» Data records
▼▼▼

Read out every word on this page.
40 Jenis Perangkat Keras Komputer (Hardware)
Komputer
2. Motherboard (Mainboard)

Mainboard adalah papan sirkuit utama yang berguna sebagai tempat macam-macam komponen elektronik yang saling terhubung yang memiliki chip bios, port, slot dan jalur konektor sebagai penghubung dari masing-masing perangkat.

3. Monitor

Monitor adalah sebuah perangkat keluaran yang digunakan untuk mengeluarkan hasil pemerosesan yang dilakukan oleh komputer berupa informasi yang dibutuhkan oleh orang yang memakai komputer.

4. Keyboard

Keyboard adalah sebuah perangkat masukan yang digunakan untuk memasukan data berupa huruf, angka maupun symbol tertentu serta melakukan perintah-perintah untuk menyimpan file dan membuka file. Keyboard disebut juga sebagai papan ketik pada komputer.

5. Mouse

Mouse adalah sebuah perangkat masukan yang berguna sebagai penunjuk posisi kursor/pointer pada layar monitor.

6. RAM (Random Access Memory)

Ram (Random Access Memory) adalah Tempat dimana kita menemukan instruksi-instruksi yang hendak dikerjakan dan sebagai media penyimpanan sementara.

▲▲▲

» TASK DIRECTIONS
Extract each line holding the word "Mainboard" from the records.

» SOLUTION FOR THIS PROBLEM
2. Motherboard (Mainboard)
Mainboard adalah papan sirkuit utama yang berguna sebagai tempat macam-macam komponen elektronik yang saling terhubung yang memiliki chip bios, port, slot dan jalur konektor sebagai penghubung dari masing-masing perangkat.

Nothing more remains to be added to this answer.